:: What you have to do ::
Keep every line where the word "label" appears; drop the rest.
** start of Exercise inputs **
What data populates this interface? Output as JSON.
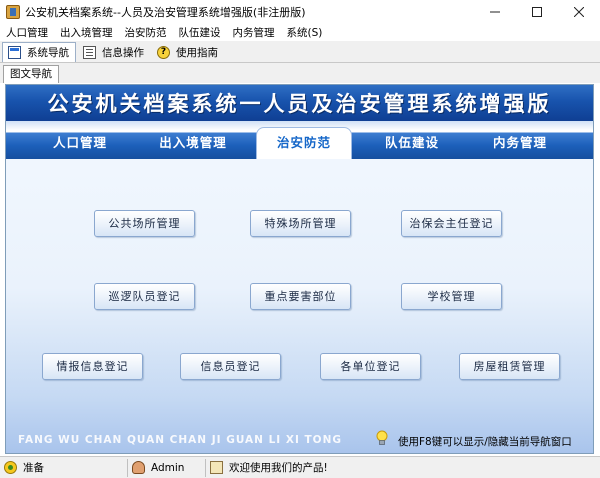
{
  "window": {
    "title": "公安机关档案系统--人员及治安管理系统增强版(非注册版)",
    "controls": [
      "minimize",
      "maximize",
      "close"
    ]
  },
  "menubar": {
    "items": [
      "人口管理",
      "出入境管理",
      "治安防范",
      "队伍建设",
      "内务管理",
      "系统(S)"
    ]
  },
  "toolbar": {
    "items": [
      {
        "label": "系统导航",
        "icon": "nav-icon",
        "active": true
      },
      {
        "label": "信息操作",
        "icon": "info-icon",
        "active": false
      },
      {
        "label": "使用指南",
        "icon": "help-icon",
        "active": false
      }
    ]
  },
  "subtab": {
    "label": "图文导航"
  },
  "banner": {
    "title": "公安机关档案系统一人员及治安管理系统增强版"
  },
  "nav": {
    "tabs": [
      "人口管理",
      "出入境管理",
      "治安防范",
      "队伍建设",
      "内务管理"
    ],
    "active": "治安防范"
  },
  "functions": {
    "row1": [
      "公共场所管理",
      "特殊场所管理",
      "治保会主任登记"
    ],
    "row2": [
      "巡逻队员登记",
      "重点要害部位",
      "学校管理"
    ],
    "row3": [
      "情报信息登记",
      "信息员登记",
      "各单位登记",
      "房屋租赁管理"
    ]
  },
  "footer": {
    "pinyin": "FANG WU CHAN QUAN CHAN JI GUAN LI XI TONG",
    "hint": "使用F8键可以显示/隐藏当前导航窗口",
    "bulb_icon": "lightbulb-icon"
  },
  "statusbar": {
    "status": "准备",
    "user": "Admin",
    "welcome": "欢迎使用我们的产品!"
  },
  "colors": {
    "banner": "#1853ad",
    "nav_active_text": "#1466c8",
    "panel_bottom": "#a9c4ec"
  }
}
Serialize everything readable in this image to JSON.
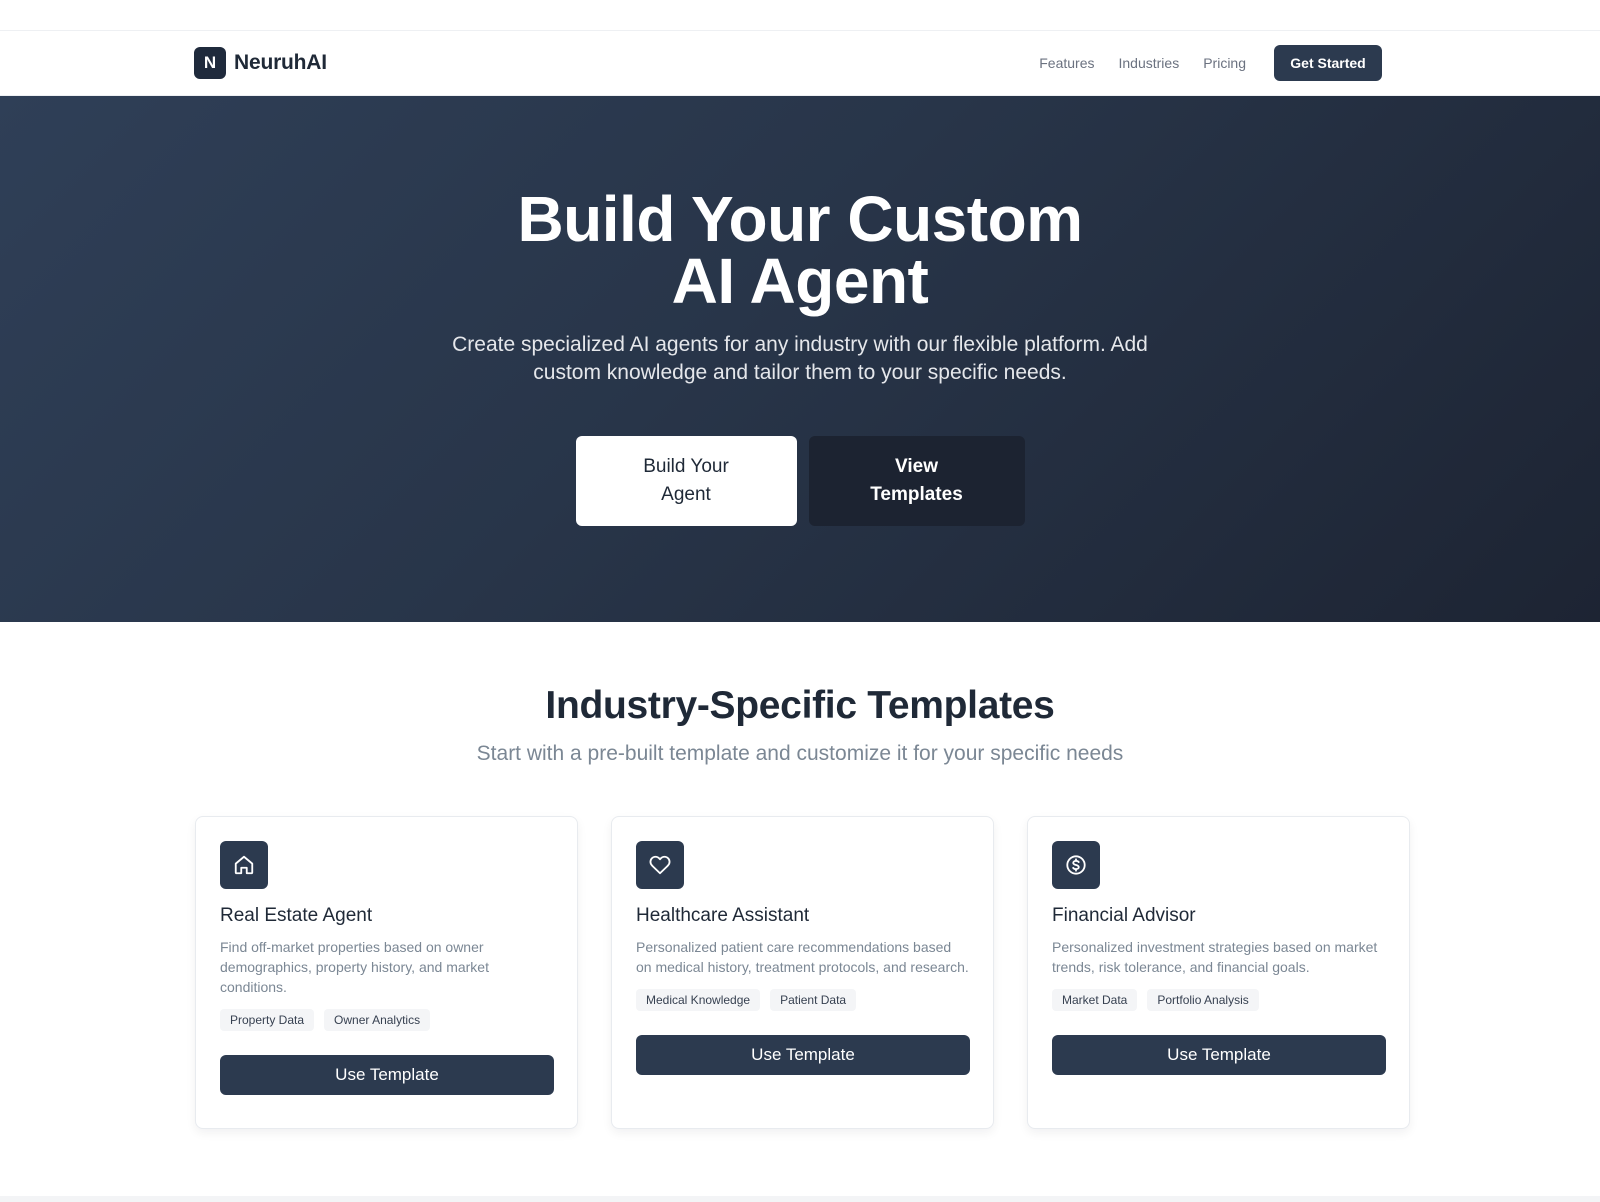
** end of Exercise inputs **
:: Expected output ::
        "label": "系统导航",
        "label": "信息操作",
        "label": "使用指南",
    "label": "图文导航"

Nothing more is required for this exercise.